_Lesetext_.
▽

Neben diesen konzeptionellen Problemen sah sich das Team um Hope Simpson auch mit praktischen Hürden bei der Bewertung der quantitativen Dimension des „Flüchtlingsproblems“ konfrontiert. Im Abschlussbericht musste Hope Simpson wiederholt einräumen, dass es sich bei den in der Erhebung verwendeten Zahlen häufig um reine Schätzungen handelte, da das übliche Überwachungsinstrument des Reisepasses durch den vorübergehenden Rechtsstatus der Flüchtlinge weitgehend ausgehebelt wurde. Der berühmte Nansen-Pass, der vom Völkerbund ausgestellt wurde, hatte diesem Umstand bis zu einem gewissen Grad Abhilfe geschaffen, wurde aber nur widerwillig auf andere Gruppen als russische und armenische Flüchtlinge ausgedehnt und blieb daher unzuverlässig, um die „gesamte“ Flüchtlingsbevölkerung zu erfassen.

△

_Aufgabe_.
Schreib aus dem Lesetext alle Eigennamen heraus, also Namen von Personen, Organisationen und benannten Ausweisen. Nenn jeden nur einmal.

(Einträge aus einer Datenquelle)
▽

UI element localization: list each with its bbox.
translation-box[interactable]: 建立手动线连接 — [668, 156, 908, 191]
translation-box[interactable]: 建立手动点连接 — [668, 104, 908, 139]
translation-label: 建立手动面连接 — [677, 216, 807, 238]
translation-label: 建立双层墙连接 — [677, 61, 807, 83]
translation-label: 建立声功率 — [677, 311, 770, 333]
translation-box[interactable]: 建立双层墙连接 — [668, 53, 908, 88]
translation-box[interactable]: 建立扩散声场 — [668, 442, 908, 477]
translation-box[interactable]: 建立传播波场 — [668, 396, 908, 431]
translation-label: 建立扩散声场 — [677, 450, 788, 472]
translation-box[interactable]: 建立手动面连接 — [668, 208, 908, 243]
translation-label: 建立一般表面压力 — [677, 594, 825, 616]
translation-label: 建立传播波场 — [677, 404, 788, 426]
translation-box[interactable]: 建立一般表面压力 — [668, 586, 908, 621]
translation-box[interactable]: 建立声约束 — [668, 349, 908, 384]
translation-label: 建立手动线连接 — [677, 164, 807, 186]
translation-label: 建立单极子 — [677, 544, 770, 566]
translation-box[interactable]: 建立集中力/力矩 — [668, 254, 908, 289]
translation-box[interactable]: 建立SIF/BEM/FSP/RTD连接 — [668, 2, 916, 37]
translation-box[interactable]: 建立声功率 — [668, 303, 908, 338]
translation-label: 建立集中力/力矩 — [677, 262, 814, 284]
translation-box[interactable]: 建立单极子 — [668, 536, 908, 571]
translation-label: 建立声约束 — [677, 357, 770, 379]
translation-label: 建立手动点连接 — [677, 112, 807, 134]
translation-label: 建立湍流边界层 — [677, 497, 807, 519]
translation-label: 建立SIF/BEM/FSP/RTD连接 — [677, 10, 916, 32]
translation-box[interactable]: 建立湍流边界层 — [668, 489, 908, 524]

△

_Endergebnis_.
Hope Simpson, Völkerbund, Nansen-Pass